Items from a figure collection:
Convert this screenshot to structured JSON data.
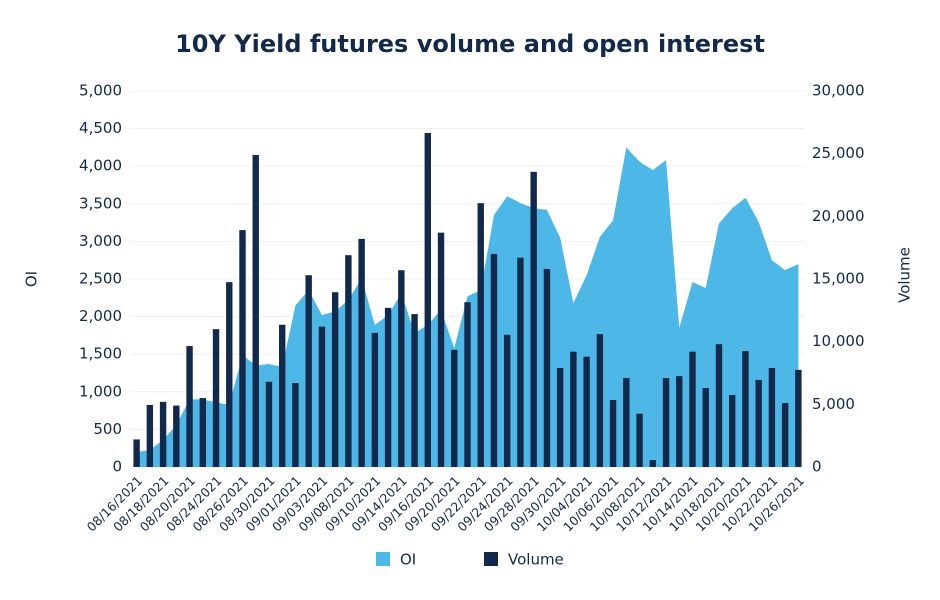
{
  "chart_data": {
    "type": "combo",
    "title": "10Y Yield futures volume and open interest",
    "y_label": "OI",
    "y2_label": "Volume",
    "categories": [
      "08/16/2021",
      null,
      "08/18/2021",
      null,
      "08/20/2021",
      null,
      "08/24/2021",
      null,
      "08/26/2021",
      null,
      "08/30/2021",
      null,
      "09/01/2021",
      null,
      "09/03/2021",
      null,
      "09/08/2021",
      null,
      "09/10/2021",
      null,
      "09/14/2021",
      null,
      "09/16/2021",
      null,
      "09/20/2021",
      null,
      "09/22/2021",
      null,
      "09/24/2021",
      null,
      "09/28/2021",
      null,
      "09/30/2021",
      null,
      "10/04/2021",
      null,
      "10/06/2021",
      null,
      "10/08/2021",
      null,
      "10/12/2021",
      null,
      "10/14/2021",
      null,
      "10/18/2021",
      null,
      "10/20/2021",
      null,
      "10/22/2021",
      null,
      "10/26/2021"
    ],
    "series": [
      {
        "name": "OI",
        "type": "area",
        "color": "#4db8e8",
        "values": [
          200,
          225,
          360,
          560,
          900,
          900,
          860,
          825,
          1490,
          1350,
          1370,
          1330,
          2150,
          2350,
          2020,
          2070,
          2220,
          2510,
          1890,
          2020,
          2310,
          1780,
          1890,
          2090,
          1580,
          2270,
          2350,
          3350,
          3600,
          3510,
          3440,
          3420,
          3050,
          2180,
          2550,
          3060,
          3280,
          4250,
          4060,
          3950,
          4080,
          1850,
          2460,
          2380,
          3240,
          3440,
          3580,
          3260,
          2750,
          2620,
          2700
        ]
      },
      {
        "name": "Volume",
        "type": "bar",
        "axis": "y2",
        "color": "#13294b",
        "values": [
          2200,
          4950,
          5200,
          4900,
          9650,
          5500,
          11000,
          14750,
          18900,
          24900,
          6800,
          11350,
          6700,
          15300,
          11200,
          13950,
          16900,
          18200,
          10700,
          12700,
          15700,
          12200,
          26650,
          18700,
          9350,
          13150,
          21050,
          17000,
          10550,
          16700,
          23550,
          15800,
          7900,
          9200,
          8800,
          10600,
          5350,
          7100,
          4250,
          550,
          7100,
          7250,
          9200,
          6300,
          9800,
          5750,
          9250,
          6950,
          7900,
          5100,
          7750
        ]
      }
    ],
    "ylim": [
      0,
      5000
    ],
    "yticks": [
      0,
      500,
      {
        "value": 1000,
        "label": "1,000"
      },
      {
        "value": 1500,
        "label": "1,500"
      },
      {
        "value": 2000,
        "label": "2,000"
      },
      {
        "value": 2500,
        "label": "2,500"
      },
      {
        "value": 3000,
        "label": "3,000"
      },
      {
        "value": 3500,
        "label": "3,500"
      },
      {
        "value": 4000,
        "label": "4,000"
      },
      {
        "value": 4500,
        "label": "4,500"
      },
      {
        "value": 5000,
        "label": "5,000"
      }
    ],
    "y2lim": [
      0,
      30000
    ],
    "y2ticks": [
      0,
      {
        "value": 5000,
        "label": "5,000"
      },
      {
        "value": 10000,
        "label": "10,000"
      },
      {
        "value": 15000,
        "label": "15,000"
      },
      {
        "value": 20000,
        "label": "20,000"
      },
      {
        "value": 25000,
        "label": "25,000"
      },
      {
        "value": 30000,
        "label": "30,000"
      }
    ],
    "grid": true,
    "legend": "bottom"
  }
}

...

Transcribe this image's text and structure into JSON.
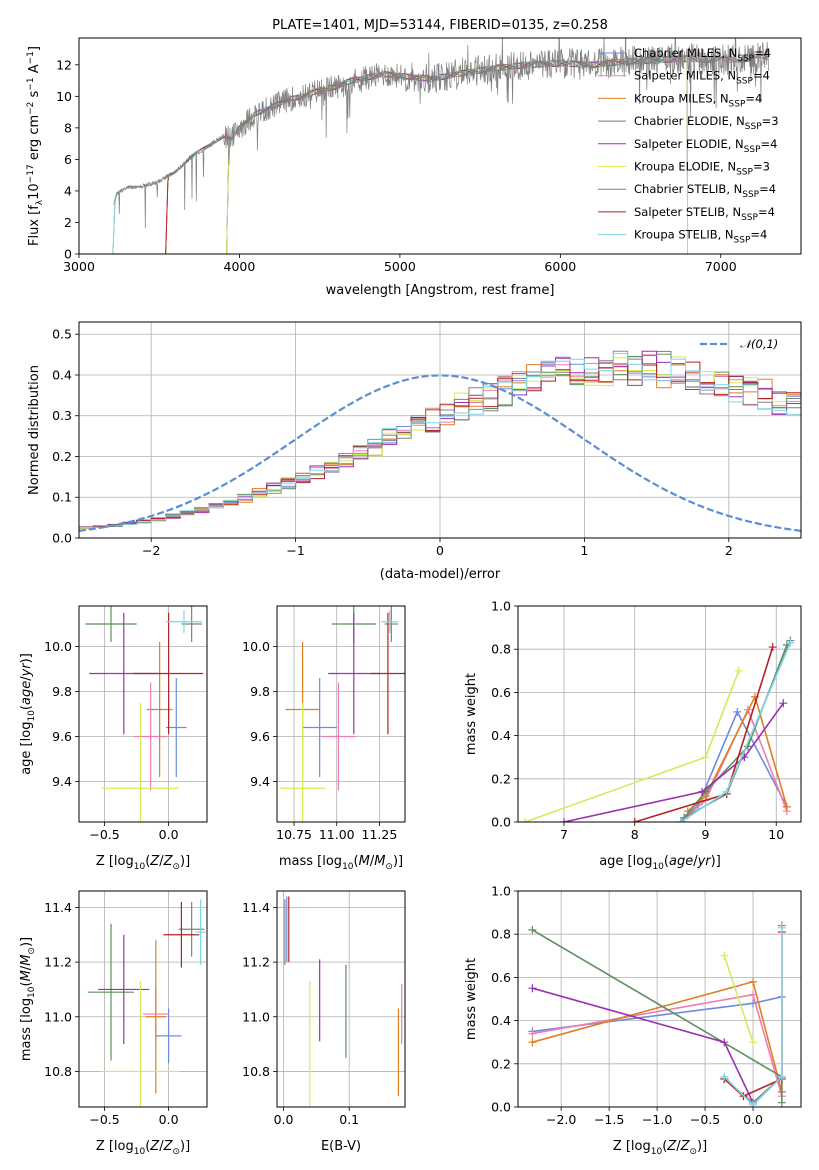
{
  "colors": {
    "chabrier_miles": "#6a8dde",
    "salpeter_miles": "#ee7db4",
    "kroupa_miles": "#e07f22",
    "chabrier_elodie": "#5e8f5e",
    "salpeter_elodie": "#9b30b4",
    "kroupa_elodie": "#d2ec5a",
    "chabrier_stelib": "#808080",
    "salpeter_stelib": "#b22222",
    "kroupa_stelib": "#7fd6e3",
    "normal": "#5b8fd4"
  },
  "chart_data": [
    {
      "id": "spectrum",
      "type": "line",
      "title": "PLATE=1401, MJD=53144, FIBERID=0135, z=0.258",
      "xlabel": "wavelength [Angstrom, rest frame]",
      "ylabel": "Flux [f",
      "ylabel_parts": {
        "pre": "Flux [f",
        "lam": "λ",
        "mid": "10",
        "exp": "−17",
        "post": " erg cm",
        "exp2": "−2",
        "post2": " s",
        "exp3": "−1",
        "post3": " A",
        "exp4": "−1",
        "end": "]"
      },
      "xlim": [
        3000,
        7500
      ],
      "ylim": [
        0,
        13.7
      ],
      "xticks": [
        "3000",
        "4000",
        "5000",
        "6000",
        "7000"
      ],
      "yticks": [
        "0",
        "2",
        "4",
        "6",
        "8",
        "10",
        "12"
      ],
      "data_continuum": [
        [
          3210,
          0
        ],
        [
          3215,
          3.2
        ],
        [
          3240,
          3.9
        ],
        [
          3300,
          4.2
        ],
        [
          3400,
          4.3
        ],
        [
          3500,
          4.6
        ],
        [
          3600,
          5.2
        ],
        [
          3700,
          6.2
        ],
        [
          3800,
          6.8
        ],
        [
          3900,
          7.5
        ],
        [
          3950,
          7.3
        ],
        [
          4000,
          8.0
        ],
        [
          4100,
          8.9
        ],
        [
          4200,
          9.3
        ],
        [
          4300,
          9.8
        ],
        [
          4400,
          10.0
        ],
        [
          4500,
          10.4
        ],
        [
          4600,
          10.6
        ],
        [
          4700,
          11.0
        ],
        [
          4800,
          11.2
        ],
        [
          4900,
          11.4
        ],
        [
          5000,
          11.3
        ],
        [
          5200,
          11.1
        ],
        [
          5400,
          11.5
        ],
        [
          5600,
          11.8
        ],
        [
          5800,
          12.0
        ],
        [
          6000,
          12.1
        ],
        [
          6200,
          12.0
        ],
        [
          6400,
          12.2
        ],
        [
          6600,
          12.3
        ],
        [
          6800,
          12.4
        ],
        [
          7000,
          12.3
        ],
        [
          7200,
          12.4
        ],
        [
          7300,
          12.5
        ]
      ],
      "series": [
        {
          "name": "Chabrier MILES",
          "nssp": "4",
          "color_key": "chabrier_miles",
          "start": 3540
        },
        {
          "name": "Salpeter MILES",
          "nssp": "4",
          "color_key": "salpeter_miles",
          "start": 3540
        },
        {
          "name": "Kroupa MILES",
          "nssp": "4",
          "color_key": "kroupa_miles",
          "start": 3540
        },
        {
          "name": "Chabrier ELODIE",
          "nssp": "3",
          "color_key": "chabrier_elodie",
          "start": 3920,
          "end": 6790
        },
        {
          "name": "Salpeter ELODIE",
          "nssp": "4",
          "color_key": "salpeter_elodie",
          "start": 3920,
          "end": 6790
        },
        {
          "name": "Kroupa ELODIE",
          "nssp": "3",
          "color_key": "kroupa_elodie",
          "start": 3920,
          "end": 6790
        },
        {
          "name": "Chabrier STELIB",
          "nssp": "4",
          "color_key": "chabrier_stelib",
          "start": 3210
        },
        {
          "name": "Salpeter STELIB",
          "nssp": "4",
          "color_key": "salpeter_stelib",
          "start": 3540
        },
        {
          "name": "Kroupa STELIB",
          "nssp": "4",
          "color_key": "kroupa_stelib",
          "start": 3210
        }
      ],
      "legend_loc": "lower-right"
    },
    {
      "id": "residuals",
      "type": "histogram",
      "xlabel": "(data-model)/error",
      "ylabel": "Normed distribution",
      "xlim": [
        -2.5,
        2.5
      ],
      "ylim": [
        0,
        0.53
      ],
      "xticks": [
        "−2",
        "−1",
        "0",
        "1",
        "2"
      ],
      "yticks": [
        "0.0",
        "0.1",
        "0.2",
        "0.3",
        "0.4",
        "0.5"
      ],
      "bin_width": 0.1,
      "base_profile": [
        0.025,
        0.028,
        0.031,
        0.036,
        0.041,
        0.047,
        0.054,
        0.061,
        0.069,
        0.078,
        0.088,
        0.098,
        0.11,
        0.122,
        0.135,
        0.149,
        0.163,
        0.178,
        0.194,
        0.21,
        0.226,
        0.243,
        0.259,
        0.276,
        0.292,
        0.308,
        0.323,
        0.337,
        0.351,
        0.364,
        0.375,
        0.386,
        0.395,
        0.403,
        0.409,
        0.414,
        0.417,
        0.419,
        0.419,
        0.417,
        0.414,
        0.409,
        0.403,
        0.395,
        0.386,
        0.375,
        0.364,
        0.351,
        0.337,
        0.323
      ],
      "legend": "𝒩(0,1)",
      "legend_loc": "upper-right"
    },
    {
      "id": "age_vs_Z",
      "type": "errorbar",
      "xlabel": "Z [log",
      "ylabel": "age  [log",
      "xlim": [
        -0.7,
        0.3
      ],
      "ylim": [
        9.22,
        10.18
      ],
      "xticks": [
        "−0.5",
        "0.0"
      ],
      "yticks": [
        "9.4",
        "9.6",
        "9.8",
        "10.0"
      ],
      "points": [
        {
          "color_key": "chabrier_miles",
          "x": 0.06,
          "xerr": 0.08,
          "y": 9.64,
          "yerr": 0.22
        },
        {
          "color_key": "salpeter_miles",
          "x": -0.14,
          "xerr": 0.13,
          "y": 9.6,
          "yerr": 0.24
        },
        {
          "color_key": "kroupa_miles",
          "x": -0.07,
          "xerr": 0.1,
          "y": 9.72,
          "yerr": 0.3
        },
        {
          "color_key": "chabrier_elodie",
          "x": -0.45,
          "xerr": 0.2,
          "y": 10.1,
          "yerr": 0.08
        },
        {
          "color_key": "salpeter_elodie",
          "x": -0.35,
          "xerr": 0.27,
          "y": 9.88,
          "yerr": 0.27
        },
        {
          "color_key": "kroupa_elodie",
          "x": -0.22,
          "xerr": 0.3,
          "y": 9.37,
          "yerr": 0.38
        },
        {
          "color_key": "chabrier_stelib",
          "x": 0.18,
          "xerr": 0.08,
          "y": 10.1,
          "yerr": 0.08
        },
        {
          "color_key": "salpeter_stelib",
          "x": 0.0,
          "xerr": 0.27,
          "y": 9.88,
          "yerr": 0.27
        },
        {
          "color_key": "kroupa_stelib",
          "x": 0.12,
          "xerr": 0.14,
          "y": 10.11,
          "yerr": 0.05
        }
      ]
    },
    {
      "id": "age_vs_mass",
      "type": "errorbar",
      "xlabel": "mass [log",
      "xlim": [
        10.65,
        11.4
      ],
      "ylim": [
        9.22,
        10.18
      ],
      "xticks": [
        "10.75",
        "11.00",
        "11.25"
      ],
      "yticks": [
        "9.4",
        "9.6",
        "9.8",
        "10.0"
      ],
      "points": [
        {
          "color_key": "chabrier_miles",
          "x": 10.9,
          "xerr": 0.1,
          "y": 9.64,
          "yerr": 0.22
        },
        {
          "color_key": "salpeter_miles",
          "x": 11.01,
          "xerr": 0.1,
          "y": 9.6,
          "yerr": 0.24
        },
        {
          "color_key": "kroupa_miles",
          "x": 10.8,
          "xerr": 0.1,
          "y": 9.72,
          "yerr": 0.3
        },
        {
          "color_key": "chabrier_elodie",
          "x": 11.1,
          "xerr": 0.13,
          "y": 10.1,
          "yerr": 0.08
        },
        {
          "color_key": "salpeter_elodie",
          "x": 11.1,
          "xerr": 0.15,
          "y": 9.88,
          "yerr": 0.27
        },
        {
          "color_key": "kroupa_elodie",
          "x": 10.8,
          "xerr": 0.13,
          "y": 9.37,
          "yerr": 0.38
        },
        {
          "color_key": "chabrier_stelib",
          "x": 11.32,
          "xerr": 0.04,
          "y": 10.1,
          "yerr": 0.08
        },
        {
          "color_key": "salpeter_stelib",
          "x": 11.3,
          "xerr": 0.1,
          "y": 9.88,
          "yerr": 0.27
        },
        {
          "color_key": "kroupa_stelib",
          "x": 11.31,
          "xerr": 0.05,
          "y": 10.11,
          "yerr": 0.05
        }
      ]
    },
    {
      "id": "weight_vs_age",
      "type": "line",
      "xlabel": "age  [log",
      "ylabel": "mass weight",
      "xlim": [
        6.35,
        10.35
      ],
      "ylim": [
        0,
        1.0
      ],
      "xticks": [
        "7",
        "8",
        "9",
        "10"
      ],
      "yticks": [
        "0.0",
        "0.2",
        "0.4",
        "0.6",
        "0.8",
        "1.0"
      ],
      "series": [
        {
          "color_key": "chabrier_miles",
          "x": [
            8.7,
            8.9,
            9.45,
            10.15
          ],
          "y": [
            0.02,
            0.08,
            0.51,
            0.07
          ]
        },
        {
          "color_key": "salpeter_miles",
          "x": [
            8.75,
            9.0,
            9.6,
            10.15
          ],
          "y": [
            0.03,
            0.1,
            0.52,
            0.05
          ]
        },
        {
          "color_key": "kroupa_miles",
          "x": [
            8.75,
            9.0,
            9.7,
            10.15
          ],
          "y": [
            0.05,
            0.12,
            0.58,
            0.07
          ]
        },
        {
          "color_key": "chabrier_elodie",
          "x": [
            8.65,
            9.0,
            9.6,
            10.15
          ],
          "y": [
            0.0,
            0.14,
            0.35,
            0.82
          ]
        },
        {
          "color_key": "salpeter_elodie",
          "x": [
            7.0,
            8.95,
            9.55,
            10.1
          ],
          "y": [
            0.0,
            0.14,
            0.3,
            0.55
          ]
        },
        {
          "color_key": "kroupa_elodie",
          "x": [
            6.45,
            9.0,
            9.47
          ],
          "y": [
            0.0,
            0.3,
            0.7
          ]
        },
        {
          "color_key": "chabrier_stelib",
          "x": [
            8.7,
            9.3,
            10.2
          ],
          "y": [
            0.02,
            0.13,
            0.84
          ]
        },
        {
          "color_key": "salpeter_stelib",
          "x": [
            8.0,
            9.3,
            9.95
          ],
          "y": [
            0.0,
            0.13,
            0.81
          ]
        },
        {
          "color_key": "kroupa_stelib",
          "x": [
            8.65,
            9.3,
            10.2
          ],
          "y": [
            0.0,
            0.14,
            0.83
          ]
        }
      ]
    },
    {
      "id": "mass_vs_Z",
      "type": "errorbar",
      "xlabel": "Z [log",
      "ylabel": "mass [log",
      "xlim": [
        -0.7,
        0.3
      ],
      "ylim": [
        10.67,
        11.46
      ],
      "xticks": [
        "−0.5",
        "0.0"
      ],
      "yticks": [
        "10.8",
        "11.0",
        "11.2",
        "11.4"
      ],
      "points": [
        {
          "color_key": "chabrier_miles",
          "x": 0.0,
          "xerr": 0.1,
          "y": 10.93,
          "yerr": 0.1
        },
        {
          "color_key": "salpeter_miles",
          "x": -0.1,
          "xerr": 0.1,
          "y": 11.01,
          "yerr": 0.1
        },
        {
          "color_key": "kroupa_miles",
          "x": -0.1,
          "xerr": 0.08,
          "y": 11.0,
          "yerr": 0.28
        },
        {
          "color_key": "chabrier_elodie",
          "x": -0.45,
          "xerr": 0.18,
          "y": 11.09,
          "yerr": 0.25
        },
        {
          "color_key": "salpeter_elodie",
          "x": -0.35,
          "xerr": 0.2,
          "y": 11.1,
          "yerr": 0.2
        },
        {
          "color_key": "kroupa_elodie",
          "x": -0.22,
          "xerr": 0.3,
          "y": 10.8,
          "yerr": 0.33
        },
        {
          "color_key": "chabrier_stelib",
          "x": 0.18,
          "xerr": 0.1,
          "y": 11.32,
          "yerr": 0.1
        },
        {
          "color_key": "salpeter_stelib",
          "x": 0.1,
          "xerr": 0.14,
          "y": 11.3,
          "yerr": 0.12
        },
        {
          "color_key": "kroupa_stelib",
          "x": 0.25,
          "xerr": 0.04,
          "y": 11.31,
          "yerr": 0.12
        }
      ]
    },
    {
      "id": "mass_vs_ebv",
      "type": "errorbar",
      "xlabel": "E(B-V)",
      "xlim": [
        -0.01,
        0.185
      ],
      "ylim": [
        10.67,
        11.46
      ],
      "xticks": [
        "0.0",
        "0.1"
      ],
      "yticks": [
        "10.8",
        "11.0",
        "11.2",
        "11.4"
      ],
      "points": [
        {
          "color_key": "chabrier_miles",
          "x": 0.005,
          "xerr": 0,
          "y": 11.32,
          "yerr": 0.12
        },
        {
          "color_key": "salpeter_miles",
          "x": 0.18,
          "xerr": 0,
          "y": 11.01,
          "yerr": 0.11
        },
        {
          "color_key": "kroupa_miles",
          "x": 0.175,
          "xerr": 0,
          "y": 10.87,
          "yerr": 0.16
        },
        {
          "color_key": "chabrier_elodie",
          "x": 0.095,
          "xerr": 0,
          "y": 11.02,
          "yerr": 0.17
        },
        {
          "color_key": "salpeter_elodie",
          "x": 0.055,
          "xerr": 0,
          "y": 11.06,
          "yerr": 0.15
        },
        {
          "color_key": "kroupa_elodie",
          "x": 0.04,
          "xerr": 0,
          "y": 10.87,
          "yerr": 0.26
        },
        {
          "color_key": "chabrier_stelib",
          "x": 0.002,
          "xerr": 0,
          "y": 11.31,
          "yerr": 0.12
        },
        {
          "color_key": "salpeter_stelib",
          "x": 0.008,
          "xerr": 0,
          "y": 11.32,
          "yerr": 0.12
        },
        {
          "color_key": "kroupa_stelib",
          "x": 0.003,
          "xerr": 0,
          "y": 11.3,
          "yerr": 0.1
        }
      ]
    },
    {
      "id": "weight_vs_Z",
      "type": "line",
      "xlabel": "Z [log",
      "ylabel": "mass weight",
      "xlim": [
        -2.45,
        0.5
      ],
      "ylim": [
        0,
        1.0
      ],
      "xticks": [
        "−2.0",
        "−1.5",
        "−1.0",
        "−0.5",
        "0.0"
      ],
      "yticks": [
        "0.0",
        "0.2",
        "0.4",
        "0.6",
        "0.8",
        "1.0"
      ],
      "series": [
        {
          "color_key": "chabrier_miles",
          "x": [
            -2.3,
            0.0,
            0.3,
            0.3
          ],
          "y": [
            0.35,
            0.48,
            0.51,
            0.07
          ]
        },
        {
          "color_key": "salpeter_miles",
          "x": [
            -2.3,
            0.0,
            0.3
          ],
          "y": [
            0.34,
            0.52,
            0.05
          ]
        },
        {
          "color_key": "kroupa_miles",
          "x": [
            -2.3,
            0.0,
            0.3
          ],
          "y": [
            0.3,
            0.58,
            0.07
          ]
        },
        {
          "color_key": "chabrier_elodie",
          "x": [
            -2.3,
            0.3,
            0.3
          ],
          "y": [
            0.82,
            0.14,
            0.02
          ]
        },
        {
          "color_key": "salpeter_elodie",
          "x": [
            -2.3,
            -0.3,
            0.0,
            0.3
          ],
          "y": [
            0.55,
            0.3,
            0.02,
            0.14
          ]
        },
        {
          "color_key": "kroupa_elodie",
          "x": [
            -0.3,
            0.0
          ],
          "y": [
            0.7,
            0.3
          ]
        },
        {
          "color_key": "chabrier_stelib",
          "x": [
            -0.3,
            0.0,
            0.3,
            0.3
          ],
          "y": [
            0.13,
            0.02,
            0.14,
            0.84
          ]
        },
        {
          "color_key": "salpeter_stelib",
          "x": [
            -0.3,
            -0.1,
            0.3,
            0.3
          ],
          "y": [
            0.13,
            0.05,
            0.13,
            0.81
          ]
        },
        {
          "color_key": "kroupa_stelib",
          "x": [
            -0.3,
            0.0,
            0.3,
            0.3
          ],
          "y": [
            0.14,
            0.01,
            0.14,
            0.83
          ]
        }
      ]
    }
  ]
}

# EXERCISE
Which lines in the records above contain the string "name"? Copy each one.

# EXERCISE OUTPUT
        "name": "OI",
        "name": "Volume",
          "name": "Chabrier MILES",
          "name": "Salpeter MILES",
          "name": "Kroupa MILES",
          "name": "Chabrier ELODIE",
          "name": "Salpeter ELODIE",
          "name": "Kroupa ELODIE",
          "name": "Chabrier STELIB",
          "name": "Salpeter STELIB",
          "name": "Kroupa STELIB",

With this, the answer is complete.